- Required task:
Return all the data below as it stands, minus the pictures.

--- Supplied information ---

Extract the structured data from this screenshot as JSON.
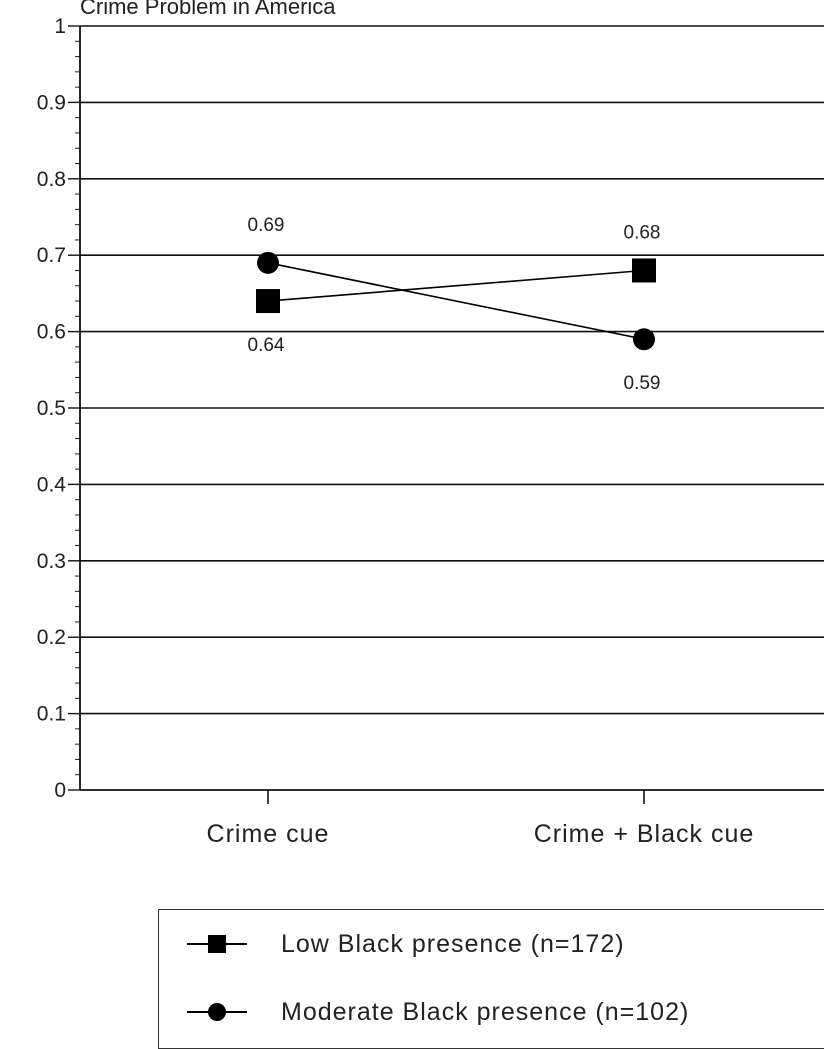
{
  "chart_data": {
    "type": "line",
    "title": "Crime Problem in America",
    "categories": [
      "Crime cue",
      "Crime + Black cue"
    ],
    "ylim": [
      0,
      1
    ],
    "yticks": [
      "0",
      "0.1",
      "0.2",
      "0.3",
      "0.4",
      "0.5",
      "0.6",
      "0.7",
      "0.8",
      "0.9",
      "1"
    ],
    "grid": true,
    "legend_position": "bottom",
    "series": [
      {
        "name": "Low Black presence (n=172)",
        "marker": "square",
        "values": [
          0.64,
          0.68
        ],
        "labels": [
          "0.64",
          "0.68"
        ],
        "color": "#000000"
      },
      {
        "name": "Moderate Black presence (n=102)",
        "marker": "circle",
        "values": [
          0.69,
          0.59
        ],
        "labels": [
          "0.69",
          "0.59"
        ],
        "color": "#000000"
      }
    ]
  }
}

---

- Expected output:
Extract the structured data from this screenshot as JSON.
{
  "chart_data": {
    "type": "line",
    "title": "Crime Problem in America",
    "categories": [
      "Crime cue",
      "Crime + Black cue"
    ],
    "ylim": [
      0,
      1
    ],
    "yticks": [
      "0",
      "0.1",
      "0.2",
      "0.3",
      "0.4",
      "0.5",
      "0.6",
      "0.7",
      "0.8",
      "0.9",
      "1"
    ],
    "grid": true,
    "legend_position": "bottom",
    "series": [
      {
        "name": "Low Black presence (n=172)",
        "marker": "square",
        "values": [
          0.64,
          0.68
        ],
        "labels": [
          "0.64",
          "0.68"
        ],
        "color": "#000000"
      },
      {
        "name": "Moderate Black presence (n=102)",
        "marker": "circle",
        "values": [
          0.69,
          0.59
        ],
        "labels": [
          "0.69",
          "0.59"
        ],
        "color": "#000000"
      }
    ]
  }
}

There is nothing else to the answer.